**DIRECTIONS FOR THIS TASK:**
Below are records to repeat exactly. Omit the pictures from the copy.

**INPUT ROWS:**
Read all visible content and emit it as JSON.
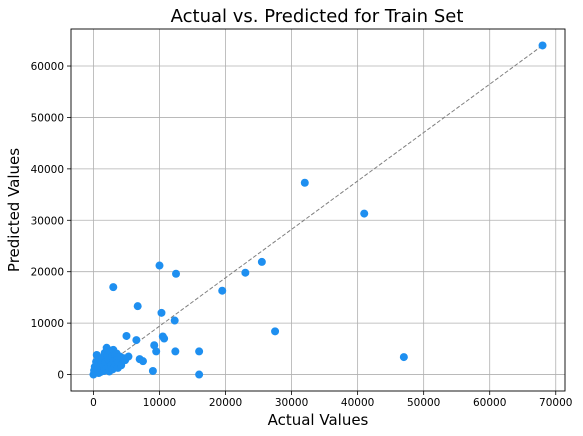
{
  "chart_data": {
    "type": "scatter",
    "title": "Actual vs. Predicted for Train Set",
    "xlabel": "Actual Values",
    "ylabel": "Predicted Values",
    "xlim": [
      -3400,
      71400
    ],
    "ylim": [
      -3200,
      67200
    ],
    "xticks": [
      0,
      10000,
      20000,
      30000,
      40000,
      50000,
      60000,
      70000
    ],
    "yticks": [
      0,
      10000,
      20000,
      30000,
      40000,
      50000,
      60000
    ],
    "grid": true,
    "colors": {
      "points": "#1e8ff0",
      "reference_line": "#808080"
    },
    "reference_line": {
      "style": "dashed",
      "from": [
        0,
        0
      ],
      "to": [
        68000,
        64000
      ]
    },
    "series": [
      {
        "values": [
          [
            0,
            0
          ],
          [
            100,
            800
          ],
          [
            200,
            1500
          ],
          [
            300,
            400
          ],
          [
            400,
            2500
          ],
          [
            500,
            3800
          ],
          [
            600,
            1200
          ],
          [
            700,
            2000
          ],
          [
            800,
            300
          ],
          [
            900,
            3000
          ],
          [
            1000,
            1600
          ],
          [
            1100,
            500
          ],
          [
            1200,
            2600
          ],
          [
            1300,
            900
          ],
          [
            1400,
            3300
          ],
          [
            1500,
            1900
          ],
          [
            1600,
            700
          ],
          [
            1700,
            4200
          ],
          [
            1800,
            2400
          ],
          [
            1900,
            1100
          ],
          [
            2000,
            5200
          ],
          [
            2100,
            3700
          ],
          [
            2200,
            1400
          ],
          [
            2300,
            2900
          ],
          [
            2400,
            600
          ],
          [
            2500,
            4500
          ],
          [
            2600,
            2200
          ],
          [
            2700,
            1800
          ],
          [
            2800,
            3500
          ],
          [
            2900,
            1000
          ],
          [
            3000,
            4800
          ],
          [
            3100,
            2700
          ],
          [
            3200,
            1500
          ],
          [
            3300,
            3900
          ],
          [
            3400,
            2000
          ],
          [
            3500,
            4100
          ],
          [
            3600,
            3000
          ],
          [
            3700,
            1300
          ],
          [
            3800,
            2500
          ],
          [
            4000,
            3500
          ],
          [
            4200,
            1800
          ],
          [
            4500,
            3200
          ],
          [
            4800,
            2800
          ],
          [
            5000,
            7500
          ],
          [
            5300,
            3500
          ],
          [
            6500,
            6700
          ],
          [
            6700,
            13300
          ],
          [
            7000,
            3000
          ],
          [
            7500,
            2600
          ],
          [
            9000,
            700
          ],
          [
            9200,
            5700
          ],
          [
            9500,
            4500
          ],
          [
            10000,
            21200
          ],
          [
            10300,
            12000
          ],
          [
            10500,
            7400
          ],
          [
            10700,
            7000
          ],
          [
            12300,
            10500
          ],
          [
            12400,
            4500
          ],
          [
            12500,
            19600
          ],
          [
            16000,
            4500
          ],
          [
            16000,
            0
          ],
          [
            19500,
            16300
          ],
          [
            23000,
            19800
          ],
          [
            25500,
            21900
          ],
          [
            27500,
            8400
          ],
          [
            32000,
            37300
          ],
          [
            41000,
            31300
          ],
          [
            47000,
            3400
          ],
          [
            68000,
            64000
          ],
          [
            3000,
            17000
          ]
        ]
      }
    ]
  }
}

**COMPLETED EXERCISE:**
Read all visible content and emit it as JSON.
{
  "chart_data": {
    "type": "scatter",
    "title": "Actual vs. Predicted for Train Set",
    "xlabel": "Actual Values",
    "ylabel": "Predicted Values",
    "xlim": [
      -3400,
      71400
    ],
    "ylim": [
      -3200,
      67200
    ],
    "xticks": [
      0,
      10000,
      20000,
      30000,
      40000,
      50000,
      60000,
      70000
    ],
    "yticks": [
      0,
      10000,
      20000,
      30000,
      40000,
      50000,
      60000
    ],
    "grid": true,
    "colors": {
      "points": "#1e8ff0",
      "reference_line": "#808080"
    },
    "reference_line": {
      "style": "dashed",
      "from": [
        0,
        0
      ],
      "to": [
        68000,
        64000
      ]
    },
    "series": [
      {
        "values": [
          [
            0,
            0
          ],
          [
            100,
            800
          ],
          [
            200,
            1500
          ],
          [
            300,
            400
          ],
          [
            400,
            2500
          ],
          [
            500,
            3800
          ],
          [
            600,
            1200
          ],
          [
            700,
            2000
          ],
          [
            800,
            300
          ],
          [
            900,
            3000
          ],
          [
            1000,
            1600
          ],
          [
            1100,
            500
          ],
          [
            1200,
            2600
          ],
          [
            1300,
            900
          ],
          [
            1400,
            3300
          ],
          [
            1500,
            1900
          ],
          [
            1600,
            700
          ],
          [
            1700,
            4200
          ],
          [
            1800,
            2400
          ],
          [
            1900,
            1100
          ],
          [
            2000,
            5200
          ],
          [
            2100,
            3700
          ],
          [
            2200,
            1400
          ],
          [
            2300,
            2900
          ],
          [
            2400,
            600
          ],
          [
            2500,
            4500
          ],
          [
            2600,
            2200
          ],
          [
            2700,
            1800
          ],
          [
            2800,
            3500
          ],
          [
            2900,
            1000
          ],
          [
            3000,
            4800
          ],
          [
            3100,
            2700
          ],
          [
            3200,
            1500
          ],
          [
            3300,
            3900
          ],
          [
            3400,
            2000
          ],
          [
            3500,
            4100
          ],
          [
            3600,
            3000
          ],
          [
            3700,
            1300
          ],
          [
            3800,
            2500
          ],
          [
            4000,
            3500
          ],
          [
            4200,
            1800
          ],
          [
            4500,
            3200
          ],
          [
            4800,
            2800
          ],
          [
            5000,
            7500
          ],
          [
            5300,
            3500
          ],
          [
            6500,
            6700
          ],
          [
            6700,
            13300
          ],
          [
            7000,
            3000
          ],
          [
            7500,
            2600
          ],
          [
            9000,
            700
          ],
          [
            9200,
            5700
          ],
          [
            9500,
            4500
          ],
          [
            10000,
            21200
          ],
          [
            10300,
            12000
          ],
          [
            10500,
            7400
          ],
          [
            10700,
            7000
          ],
          [
            12300,
            10500
          ],
          [
            12400,
            4500
          ],
          [
            12500,
            19600
          ],
          [
            16000,
            4500
          ],
          [
            16000,
            0
          ],
          [
            19500,
            16300
          ],
          [
            23000,
            19800
          ],
          [
            25500,
            21900
          ],
          [
            27500,
            8400
          ],
          [
            32000,
            37300
          ],
          [
            41000,
            31300
          ],
          [
            47000,
            3400
          ],
          [
            68000,
            64000
          ],
          [
            3000,
            17000
          ]
        ]
      }
    ]
  }
}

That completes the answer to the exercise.